● **Supplied records**:
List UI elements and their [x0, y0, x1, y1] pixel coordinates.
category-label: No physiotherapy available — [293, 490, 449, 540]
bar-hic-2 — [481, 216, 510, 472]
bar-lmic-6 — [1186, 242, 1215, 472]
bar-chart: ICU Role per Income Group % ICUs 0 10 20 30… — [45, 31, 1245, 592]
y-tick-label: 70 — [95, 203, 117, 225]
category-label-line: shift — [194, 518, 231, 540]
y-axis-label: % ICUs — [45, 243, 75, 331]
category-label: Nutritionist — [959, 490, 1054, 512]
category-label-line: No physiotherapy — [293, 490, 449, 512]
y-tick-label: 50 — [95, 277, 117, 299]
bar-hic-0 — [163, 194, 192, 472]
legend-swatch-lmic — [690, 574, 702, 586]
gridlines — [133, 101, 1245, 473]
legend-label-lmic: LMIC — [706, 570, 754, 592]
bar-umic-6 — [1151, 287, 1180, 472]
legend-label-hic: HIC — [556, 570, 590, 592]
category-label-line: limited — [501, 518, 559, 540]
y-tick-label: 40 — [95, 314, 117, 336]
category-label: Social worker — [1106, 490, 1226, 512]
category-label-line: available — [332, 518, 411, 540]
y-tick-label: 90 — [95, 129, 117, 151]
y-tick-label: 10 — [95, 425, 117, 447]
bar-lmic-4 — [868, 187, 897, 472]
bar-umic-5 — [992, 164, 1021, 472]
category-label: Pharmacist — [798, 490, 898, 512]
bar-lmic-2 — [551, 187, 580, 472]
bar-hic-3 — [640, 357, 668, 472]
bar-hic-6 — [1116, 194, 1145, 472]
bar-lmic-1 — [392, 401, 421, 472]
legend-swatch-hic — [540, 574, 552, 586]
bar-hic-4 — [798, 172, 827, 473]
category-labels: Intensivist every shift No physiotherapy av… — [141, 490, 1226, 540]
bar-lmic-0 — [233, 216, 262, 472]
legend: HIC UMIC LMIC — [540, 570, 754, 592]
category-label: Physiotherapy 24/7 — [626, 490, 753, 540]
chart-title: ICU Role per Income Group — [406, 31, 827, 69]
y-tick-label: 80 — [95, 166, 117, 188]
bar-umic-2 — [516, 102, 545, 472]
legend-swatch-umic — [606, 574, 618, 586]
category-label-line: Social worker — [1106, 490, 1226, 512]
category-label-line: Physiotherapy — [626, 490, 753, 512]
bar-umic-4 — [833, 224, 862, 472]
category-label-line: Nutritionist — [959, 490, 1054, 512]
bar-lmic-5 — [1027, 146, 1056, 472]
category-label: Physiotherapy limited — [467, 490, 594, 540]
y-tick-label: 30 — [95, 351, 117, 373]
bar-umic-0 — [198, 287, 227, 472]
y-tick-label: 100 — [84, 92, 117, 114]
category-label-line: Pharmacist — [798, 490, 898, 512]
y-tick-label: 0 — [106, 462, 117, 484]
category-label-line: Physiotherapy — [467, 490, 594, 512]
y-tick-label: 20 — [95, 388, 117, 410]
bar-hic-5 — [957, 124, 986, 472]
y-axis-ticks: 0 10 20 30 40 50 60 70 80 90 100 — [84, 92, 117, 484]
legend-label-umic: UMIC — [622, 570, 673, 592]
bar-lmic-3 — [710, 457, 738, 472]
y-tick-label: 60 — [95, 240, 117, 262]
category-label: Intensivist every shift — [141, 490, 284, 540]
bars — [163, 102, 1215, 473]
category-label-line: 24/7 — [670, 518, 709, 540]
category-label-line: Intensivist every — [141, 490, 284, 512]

● **Aim**:
Copy the material above, replacing "Nutritionist" with "Dietitian" wherever it occurs and leaving everything else unchanged.

● **Written response**:
List UI elements and their [x0, y0, x1, y1] pixel coordinates.
category-label: No physiotherapy available — [293, 490, 449, 540]
bar-hic-2 — [481, 216, 510, 472]
bar-lmic-6 — [1186, 242, 1215, 472]
bar-chart: ICU Role per Income Group % ICUs 0 10 20 30… — [45, 31, 1245, 592]
y-tick-label: 70 — [95, 203, 117, 225]
category-label-line: shift — [194, 518, 231, 540]
y-axis-label: % ICUs — [45, 243, 75, 331]
category-label: Dietitian — [959, 490, 1054, 512]
category-label-line: No physiotherapy — [293, 490, 449, 512]
y-tick-label: 50 — [95, 277, 117, 299]
bar-hic-0 — [163, 194, 192, 472]
legend-swatch-lmic — [690, 574, 702, 586]
gridlines — [133, 101, 1245, 473]
legend-label-lmic: LMIC — [706, 570, 754, 592]
bar-umic-6 — [1151, 287, 1180, 472]
legend-label-hic: HIC — [556, 570, 590, 592]
category-label-line: limited — [501, 518, 559, 540]
y-tick-label: 40 — [95, 314, 117, 336]
category-label: Social worker — [1106, 490, 1226, 512]
category-label-line: available — [332, 518, 411, 540]
y-tick-label: 90 — [95, 129, 117, 151]
y-tick-label: 10 — [95, 425, 117, 447]
bar-lmic-4 — [868, 187, 897, 472]
bar-umic-5 — [992, 164, 1021, 472]
category-label: Pharmacist — [798, 490, 898, 512]
bar-lmic-2 — [551, 187, 580, 472]
bar-hic-3 — [640, 357, 668, 472]
bar-hic-6 — [1116, 194, 1145, 472]
bar-lmic-1 — [392, 401, 421, 472]
legend-swatch-hic — [540, 574, 552, 586]
bar-hic-4 — [798, 172, 827, 473]
category-labels: Intensivist every shift No physiotherapy av… — [141, 490, 1226, 540]
bar-lmic-0 — [233, 216, 262, 472]
legend: HIC UMIC LMIC — [540, 570, 754, 592]
category-label: Physiotherapy 24/7 — [626, 490, 753, 540]
chart-title: ICU Role per Income Group — [406, 31, 827, 69]
y-tick-label: 80 — [95, 166, 117, 188]
bar-umic-2 — [516, 102, 545, 472]
legend-swatch-umic — [606, 574, 618, 586]
category-label-line: Social worker — [1106, 490, 1226, 512]
category-label-line: Physiotherapy — [626, 490, 753, 512]
bar-umic-4 — [833, 224, 862, 472]
category-label-line: Dietitian — [959, 490, 1054, 512]
bar-lmic-5 — [1027, 146, 1056, 472]
category-label: Physiotherapy limited — [467, 490, 594, 540]
y-tick-label: 30 — [95, 351, 117, 373]
bar-umic-0 — [198, 287, 227, 472]
y-tick-label: 100 — [84, 92, 117, 114]
category-label-line: Pharmacist — [798, 490, 898, 512]
y-tick-label: 0 — [106, 462, 117, 484]
category-label-line: Physiotherapy — [467, 490, 594, 512]
y-tick-label: 20 — [95, 388, 117, 410]
bar-hic-5 — [957, 124, 986, 472]
y-axis-ticks: 0 10 20 30 40 50 60 70 80 90 100 — [84, 92, 117, 484]
legend-label-umic: UMIC — [622, 570, 673, 592]
bar-lmic-3 — [710, 457, 738, 472]
y-tick-label: 60 — [95, 240, 117, 262]
category-label: Intensivist every shift — [141, 490, 284, 540]
bars — [163, 102, 1215, 473]
category-label-line: 24/7 — [670, 518, 709, 540]
category-label-line: Intensivist every — [141, 490, 284, 512]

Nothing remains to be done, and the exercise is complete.